**** Page extract

How did touring in a band prepare you for the world of design? Most of my touring days were spent in a van with my two bandmates crisscrossing the United States and Canada, playing in punk venues in places like Denton, Texas, and Cincinnati, Ohio, and driving for hours to get to an unknown destination to perform for less than 30 minutes. The camaraderie built with your bandmates, and the connection we had with the kids who would come support us, instilled core values that I found useful for working in design—mainly a good work ethic, team building, humility and respect.
How has working at ad agencies influenced your understanding of branding or design? Before I was an ad guy, I was a music guy. And before that, I was making collages for fun. I didn’t go to ad school, so for me, working in ad agencies gave me the background to look at art as a functional commodity, which may sound horrible, but it’s not. It allowed me to look at artful applications of a design exercise or creative idea. Creatives and designers in an ad agency are the same as in any other industry or practice. They are tasked with solving a brand’s issue through smart, clear and thoughtful communication tactics, whether that’s a logo, a design system or an entire campaign. It also showed me how artists borrow from advertising and vice versa. All of my ad work has a subtle—or not so subtle—reference to an artist or art movement that I find inspirational.

********
**** Data excerpts

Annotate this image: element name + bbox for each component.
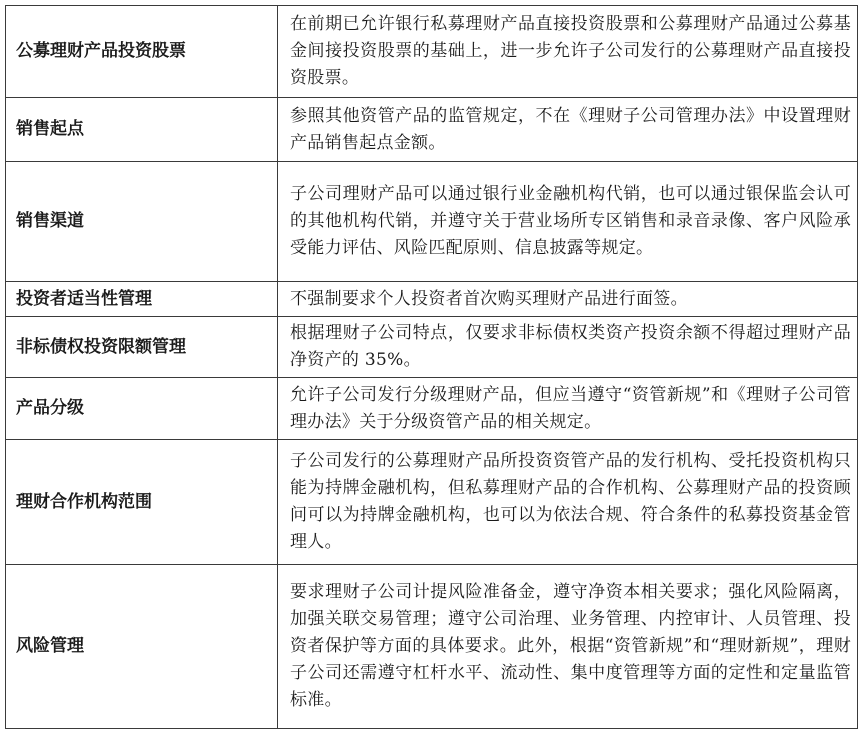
row-content: 子公司理财产品可以通过银行业金融机构代销，也可以通过银保监会认可的其他机构代销，并遵守关于营业场所专区销售和录音录像、客户风险承受能力评估、风险匹配原则、信息披露等规定。 [278, 162, 858, 282]
row-content: 不强制要求个人投资者首次购买理财产品进行面签。 [278, 282, 858, 317]
row-label: 投资者适当性管理 [6, 282, 278, 317]
table-row [6, 282, 858, 317]
table-row [6, 440, 858, 565]
regulation-table [5, 5, 858, 729]
row-content: 允许子公司发行分级理财产品，但应当遵守“资管新规”和《理财子公司管理办法》关于分级资管产品的相关规定。 [278, 378, 858, 440]
row-label: 风险管理 [6, 565, 278, 729]
table-row [6, 378, 858, 440]
row-label: 销售渠道 [6, 162, 278, 282]
row-content: 子公司发行的公募理财产品所投资资管产品的发行机构、受托投资机构只能为持牌金融机构，但私募理财产品的合作机构、公募理财产品的投资顾问可以为持牌金融机构，也可以为依法合规、符合条件的私募投资基金管理人。 [278, 440, 858, 565]
row-content: 根据理财子公司特点，仅要求非标债权类资产投资余额不得超过理财产品净资产的 35%。 [278, 317, 858, 378]
row-label: 公募理财产品投资股票 [6, 6, 278, 98]
table-row [6, 317, 858, 378]
row-content: 参照其他资管产品的监管规定，不在《理财子公司管理办法》中设置理财产品销售起点金额。 [278, 98, 858, 162]
row-label: 产品分级 [6, 378, 278, 440]
row-label: 非标债权投资限额管理 [6, 317, 278, 378]
table-row [6, 565, 858, 729]
table-row [6, 98, 858, 162]
table-row [6, 162, 858, 282]
row-content: 在前期已允许银行私募理财产品直接投资股票和公募理财产品通过公募基金间接投资股票的基础上，进一步允许子公司发行的公募理财产品直接投资股票。 [278, 6, 858, 98]
row-label: 销售起点 [6, 98, 278, 162]
row-content: 要求理财子公司计提风险准备金，遵守净资本相关要求；强化风险隔离，加强关联交易管理；遵守公司治理、业务管理、内控审计、人员管理、投资者保护等方面的具体要求。此外，根据“资管新规”和“理财新规”，理财子公司还需遵守杠杆水平、流动性、集中度管理等方面的定性和定量监管标准。 [278, 565, 858, 729]
row-label: 理财合作机构范围 [6, 440, 278, 565]
table-row [6, 6, 858, 98]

********

Rewrite the interview text starting at "How has working" and ending at "I find inspirational.", substituting "paintings" for "collages".

Solution to this problem:
How has working at ad agencies influenced your understanding of branding or design? Before I was an ad guy, I was a music guy. And before that, I was making paintings for fun. I didn’t go to ad school, so for me, working in ad agencies gave me the background to look at art as a functional commodity, which may sound horrible, but it’s not. It allowed me to look at artful applications of a design exercise or creative idea. Creatives and designers in an ad agency are the same as in any other industry or practice. They are tasked with solving a brand’s issue through smart, clear and thoughtful communication tactics, whether that’s a logo, a design system or an entire campaign. It also showed me how artists borrow from advertising and vice versa. All of my ad work has a subtle—or not so subtle—reference to an artist or art movement that I find inspirational.